[Extracted records]
============
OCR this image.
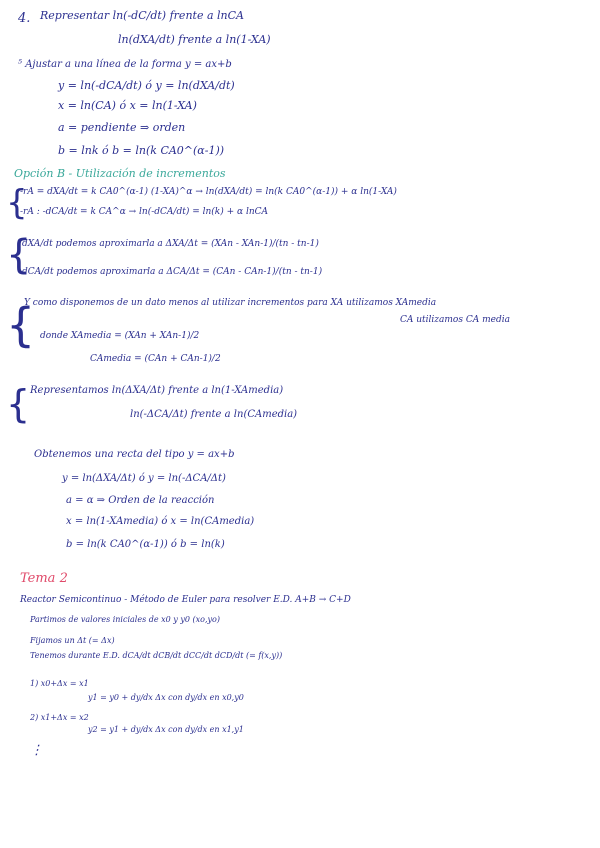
4. Representar ln(-dC/dt) frente a lnCA
ln(dXA/dt) frente a ln(1-XA)
⁵ Ajustar a una línea de la forma y = ax+b
y = ln(-dCA/dt) ó y = ln(dXA/dt)
x = ln(CA) ó x = ln(1-XA)
a = pendiente ⇒ orden
b = lnk ó b = ln(k CA0^(α-1))
Opción B - Utilización de incrementos
{
-rA = dXA/dt = k CA0^(α-1) (1-XA)^α → ln(dXA/dt) = ln(k CA0^(α-1)) + α ln(1-XA)
-rA : -dCA/dt = k CA^α → ln(-dCA/dt) = ln(k) + α lnCA
{
dXA/dt podemos aproximarla a ΔXA/Δt = (XAn - XAn-1)/(tn - tn-1)
dCA/dt podemos aproximarla a ΔCA/Δt = (CAn - CAn-1)/(tn - tn-1)
{
Y como disponemos de un dato menos al utilizar incrementos para XA utilizamos XAmedia
CA utilizamos CA media
donde XAmedia = (XAn + XAn-1)/2
CAmedia = (CAn + CAn-1)/2
{ Representamos ln(ΔXA/Δt) frente a ln(1-XAmedia)
ln(-ΔCA/Δt) frente a ln(CAmedia)
Obtenemos una recta del tipo y = ax+b
y = ln(ΔXA/Δt) ó y = ln(-ΔCA/Δt)
a = α ⇒ Orden de la reacción
x = ln(1-XAmedia) ó x = ln(CAmedia)
b = ln(k CA0^(α-1)) ó b = ln(k)
Tema 2
Reactor Semicontinuo - Método de Euler para resolver E.D. A+B → C+D
Partimos de valores iniciales de x0 y y0 (xo,yo)
Fijamos un Δt (= Δx)
Tenemos durante E.D. dCA/dt dCB/dt dCC/dt dCD/dt (= f(x,y))
1) x0+Δx = x1
y1 = y0 + dy/dx Δx con dy/dx en x0,y0
2) x1+Δx = x2
y2 = y1 + dy/dx Δx con dy/dx en x1,y1
⋮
============
# EXERCISE DESCRIPTION:
Copy all the data exactly as written, but skip any picture.

# COMPLETE RESPONSE:
OCR this image.
4. Representar ln(-dC/dt) frente a lnCA
ln(dXA/dt) frente a ln(1-XA)
⁵ Ajustar a una línea de la forma y = ax+b
y = ln(-dCA/dt) ó y = ln(dXA/dt)
x = ln(CA) ó x = ln(1-XA)
a = pendiente ⇒ orden
b = lnk ó b = ln(k CA0^(α-1))
Opción B - Utilización de incrementos
{
-rA = dXA/dt = k CA0^(α-1) (1-XA)^α → ln(dXA/dt) = ln(k CA0^(α-1)) + α ln(1-XA)
-rA : -dCA/dt = k CA^α → ln(-dCA/dt) = ln(k) + α lnCA
{
dXA/dt podemos aproximarla a ΔXA/Δt = (XAn - XAn-1)/(tn - tn-1)
dCA/dt podemos aproximarla a ΔCA/Δt = (CAn - CAn-1)/(tn - tn-1)
{
Y como disponemos de un dato menos al utilizar incrementos para XA utilizamos XAmedia
CA utilizamos CA media
donde XAmedia = (XAn + XAn-1)/2
CAmedia = (CAn + CAn-1)/2
{ Representamos ln(ΔXA/Δt) frente a ln(1-XAmedia)
ln(-ΔCA/Δt) frente a ln(CAmedia)
Obtenemos una recta del tipo y = ax+b
y = ln(ΔXA/Δt) ó y = ln(-ΔCA/Δt)
a = α ⇒ Orden de la reacción
x = ln(1-XAmedia) ó x = ln(CAmedia)
b = ln(k CA0^(α-1)) ó b = ln(k)
Tema 2
Reactor Semicontinuo - Método de Euler para resolver E.D. A+B → C+D
Partimos de valores iniciales de x0 y y0 (xo,yo)
Fijamos un Δt (= Δx)
Tenemos durante E.D. dCA/dt dCB/dt dCC/dt dCD/dt (= f(x,y))
1) x0+Δx = x1
y1 = y0 + dy/dx Δx con dy/dx en x0,y0
2) x1+Δx = x2
y2 = y1 + dy/dx Δx con dy/dx en x1,y1
⋮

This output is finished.